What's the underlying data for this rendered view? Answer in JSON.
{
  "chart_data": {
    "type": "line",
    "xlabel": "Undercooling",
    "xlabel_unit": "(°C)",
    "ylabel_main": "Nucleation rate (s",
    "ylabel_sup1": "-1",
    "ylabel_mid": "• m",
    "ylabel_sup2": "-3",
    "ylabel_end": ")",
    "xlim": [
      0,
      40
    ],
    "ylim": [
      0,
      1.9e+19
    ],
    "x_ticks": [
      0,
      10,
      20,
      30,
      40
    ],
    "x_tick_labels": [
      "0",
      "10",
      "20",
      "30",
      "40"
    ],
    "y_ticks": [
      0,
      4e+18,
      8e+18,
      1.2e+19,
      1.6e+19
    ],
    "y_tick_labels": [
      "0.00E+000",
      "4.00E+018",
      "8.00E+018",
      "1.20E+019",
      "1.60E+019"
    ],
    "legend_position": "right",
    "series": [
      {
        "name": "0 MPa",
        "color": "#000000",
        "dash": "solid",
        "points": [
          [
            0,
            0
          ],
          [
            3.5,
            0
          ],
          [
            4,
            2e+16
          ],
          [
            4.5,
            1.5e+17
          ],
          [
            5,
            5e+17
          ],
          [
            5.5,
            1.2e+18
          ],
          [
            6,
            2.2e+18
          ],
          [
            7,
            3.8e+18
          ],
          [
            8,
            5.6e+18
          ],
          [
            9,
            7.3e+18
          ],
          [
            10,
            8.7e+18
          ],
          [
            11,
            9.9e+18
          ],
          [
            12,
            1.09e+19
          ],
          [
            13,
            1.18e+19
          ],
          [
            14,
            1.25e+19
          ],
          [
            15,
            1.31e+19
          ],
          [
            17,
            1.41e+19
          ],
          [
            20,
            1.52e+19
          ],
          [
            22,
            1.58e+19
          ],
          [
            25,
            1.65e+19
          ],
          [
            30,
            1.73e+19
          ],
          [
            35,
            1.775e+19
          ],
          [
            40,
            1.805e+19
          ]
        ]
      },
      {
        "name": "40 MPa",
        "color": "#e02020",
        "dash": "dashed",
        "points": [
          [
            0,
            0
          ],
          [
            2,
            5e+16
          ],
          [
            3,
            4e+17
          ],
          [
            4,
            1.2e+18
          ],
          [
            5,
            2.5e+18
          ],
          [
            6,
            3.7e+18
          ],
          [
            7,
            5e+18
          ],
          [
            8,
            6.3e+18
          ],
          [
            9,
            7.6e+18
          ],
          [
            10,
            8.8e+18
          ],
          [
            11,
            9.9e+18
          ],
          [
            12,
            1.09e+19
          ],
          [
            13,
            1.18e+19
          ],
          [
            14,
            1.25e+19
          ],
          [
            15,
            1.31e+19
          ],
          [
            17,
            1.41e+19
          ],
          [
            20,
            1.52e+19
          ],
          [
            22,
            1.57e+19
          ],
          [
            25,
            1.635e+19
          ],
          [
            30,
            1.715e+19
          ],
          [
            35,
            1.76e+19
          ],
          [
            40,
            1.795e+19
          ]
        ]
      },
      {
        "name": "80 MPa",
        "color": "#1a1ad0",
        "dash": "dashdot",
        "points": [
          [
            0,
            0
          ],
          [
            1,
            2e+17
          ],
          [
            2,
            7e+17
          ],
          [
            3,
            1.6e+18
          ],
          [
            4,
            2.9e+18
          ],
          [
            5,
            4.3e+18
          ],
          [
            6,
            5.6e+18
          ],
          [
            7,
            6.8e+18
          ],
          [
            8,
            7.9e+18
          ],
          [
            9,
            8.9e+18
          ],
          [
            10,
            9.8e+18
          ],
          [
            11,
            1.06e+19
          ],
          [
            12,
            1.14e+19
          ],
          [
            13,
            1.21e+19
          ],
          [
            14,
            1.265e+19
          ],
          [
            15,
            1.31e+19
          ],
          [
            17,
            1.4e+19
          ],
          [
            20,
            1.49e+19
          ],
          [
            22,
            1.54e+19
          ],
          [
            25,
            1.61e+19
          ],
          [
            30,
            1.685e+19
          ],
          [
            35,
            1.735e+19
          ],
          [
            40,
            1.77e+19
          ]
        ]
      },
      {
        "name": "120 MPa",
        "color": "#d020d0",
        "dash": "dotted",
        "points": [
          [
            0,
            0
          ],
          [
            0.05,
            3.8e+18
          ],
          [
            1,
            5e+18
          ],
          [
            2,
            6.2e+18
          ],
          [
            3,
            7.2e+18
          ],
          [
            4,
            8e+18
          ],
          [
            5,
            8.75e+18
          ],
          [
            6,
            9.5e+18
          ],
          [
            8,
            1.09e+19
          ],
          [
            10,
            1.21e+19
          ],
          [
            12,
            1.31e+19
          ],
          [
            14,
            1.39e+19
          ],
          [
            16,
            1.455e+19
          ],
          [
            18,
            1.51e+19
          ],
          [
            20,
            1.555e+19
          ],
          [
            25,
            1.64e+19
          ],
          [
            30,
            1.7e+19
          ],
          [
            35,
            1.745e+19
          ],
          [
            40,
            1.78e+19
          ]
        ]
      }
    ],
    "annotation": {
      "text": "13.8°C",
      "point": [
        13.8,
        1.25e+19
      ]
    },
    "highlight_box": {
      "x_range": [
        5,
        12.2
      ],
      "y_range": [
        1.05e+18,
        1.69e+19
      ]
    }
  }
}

### Work to do
Extract the listing in its entirety and repeat it exactly.

### Full response
What's the underlying data for this rendered view? Answer in JSON.
{
  "chart_data": {
    "type": "line",
    "xlabel": "Undercooling",
    "xlabel_unit": "(°C)",
    "ylabel_main": "Nucleation rate (s",
    "ylabel_sup1": "-1",
    "ylabel_mid": "• m",
    "ylabel_sup2": "-3",
    "ylabel_end": ")",
    "xlim": [
      0,
      40
    ],
    "ylim": [
      0,
      1.9e+19
    ],
    "x_ticks": [
      0,
      10,
      20,
      30,
      40
    ],
    "x_tick_labels": [
      "0",
      "10",
      "20",
      "30",
      "40"
    ],
    "y_ticks": [
      0,
      4e+18,
      8e+18,
      1.2e+19,
      1.6e+19
    ],
    "y_tick_labels": [
      "0.00E+000",
      "4.00E+018",
      "8.00E+018",
      "1.20E+019",
      "1.60E+019"
    ],
    "legend_position": "right",
    "series": [
      {
        "name": "0 MPa",
        "color": "#000000",
        "dash": "solid",
        "points": [
          [
            0,
            0
          ],
          [
            3.5,
            0
          ],
          [
            4,
            2e+16
          ],
          [
            4.5,
            1.5e+17
          ],
          [
            5,
            5e+17
          ],
          [
            5.5,
            1.2e+18
          ],
          [
            6,
            2.2e+18
          ],
          [
            7,
            3.8e+18
          ],
          [
            8,
            5.6e+18
          ],
          [
            9,
            7.3e+18
          ],
          [
            10,
            8.7e+18
          ],
          [
            11,
            9.9e+18
          ],
          [
            12,
            1.09e+19
          ],
          [
            13,
            1.18e+19
          ],
          [
            14,
            1.25e+19
          ],
          [
            15,
            1.31e+19
          ],
          [
            17,
            1.41e+19
          ],
          [
            20,
            1.52e+19
          ],
          [
            22,
            1.58e+19
          ],
          [
            25,
            1.65e+19
          ],
          [
            30,
            1.73e+19
          ],
          [
            35,
            1.775e+19
          ],
          [
            40,
            1.805e+19
          ]
        ]
      },
      {
        "name": "40 MPa",
        "color": "#e02020",
        "dash": "dashed",
        "points": [
          [
            0,
            0
          ],
          [
            2,
            5e+16
          ],
          [
            3,
            4e+17
          ],
          [
            4,
            1.2e+18
          ],
          [
            5,
            2.5e+18
          ],
          [
            6,
            3.7e+18
          ],
          [
            7,
            5e+18
          ],
          [
            8,
            6.3e+18
          ],
          [
            9,
            7.6e+18
          ],
          [
            10,
            8.8e+18
          ],
          [
            11,
            9.9e+18
          ],
          [
            12,
            1.09e+19
          ],
          [
            13,
            1.18e+19
          ],
          [
            14,
            1.25e+19
          ],
          [
            15,
            1.31e+19
          ],
          [
            17,
            1.41e+19
          ],
          [
            20,
            1.52e+19
          ],
          [
            22,
            1.57e+19
          ],
          [
            25,
            1.635e+19
          ],
          [
            30,
            1.715e+19
          ],
          [
            35,
            1.76e+19
          ],
          [
            40,
            1.795e+19
          ]
        ]
      },
      {
        "name": "80 MPa",
        "color": "#1a1ad0",
        "dash": "dashdot",
        "points": [
          [
            0,
            0
          ],
          [
            1,
            2e+17
          ],
          [
            2,
            7e+17
          ],
          [
            3,
            1.6e+18
          ],
          [
            4,
            2.9e+18
          ],
          [
            5,
            4.3e+18
          ],
          [
            6,
            5.6e+18
          ],
          [
            7,
            6.8e+18
          ],
          [
            8,
            7.9e+18
          ],
          [
            9,
            8.9e+18
          ],
          [
            10,
            9.8e+18
          ],
          [
            11,
            1.06e+19
          ],
          [
            12,
            1.14e+19
          ],
          [
            13,
            1.21e+19
          ],
          [
            14,
            1.265e+19
          ],
          [
            15,
            1.31e+19
          ],
          [
            17,
            1.4e+19
          ],
          [
            20,
            1.49e+19
          ],
          [
            22,
            1.54e+19
          ],
          [
            25,
            1.61e+19
          ],
          [
            30,
            1.685e+19
          ],
          [
            35,
            1.735e+19
          ],
          [
            40,
            1.77e+19
          ]
        ]
      },
      {
        "name": "120 MPa",
        "color": "#d020d0",
        "dash": "dotted",
        "points": [
          [
            0,
            0
          ],
          [
            0.05,
            3.8e+18
          ],
          [
            1,
            5e+18
          ],
          [
            2,
            6.2e+18
          ],
          [
            3,
            7.2e+18
          ],
          [
            4,
            8e+18
          ],
          [
            5,
            8.75e+18
          ],
          [
            6,
            9.5e+18
          ],
          [
            8,
            1.09e+19
          ],
          [
            10,
            1.21e+19
          ],
          [
            12,
            1.31e+19
          ],
          [
            14,
            1.39e+19
          ],
          [
            16,
            1.455e+19
          ],
          [
            18,
            1.51e+19
          ],
          [
            20,
            1.555e+19
          ],
          [
            25,
            1.64e+19
          ],
          [
            30,
            1.7e+19
          ],
          [
            35,
            1.745e+19
          ],
          [
            40,
            1.78e+19
          ]
        ]
      }
    ],
    "annotation": {
      "text": "13.8°C",
      "point": [
        13.8,
        1.25e+19
      ]
    },
    "highlight_box": {
      "x_range": [
        5,
        12.2
      ],
      "y_range": [
        1.05e+18,
        1.69e+19
      ]
    }
  }
}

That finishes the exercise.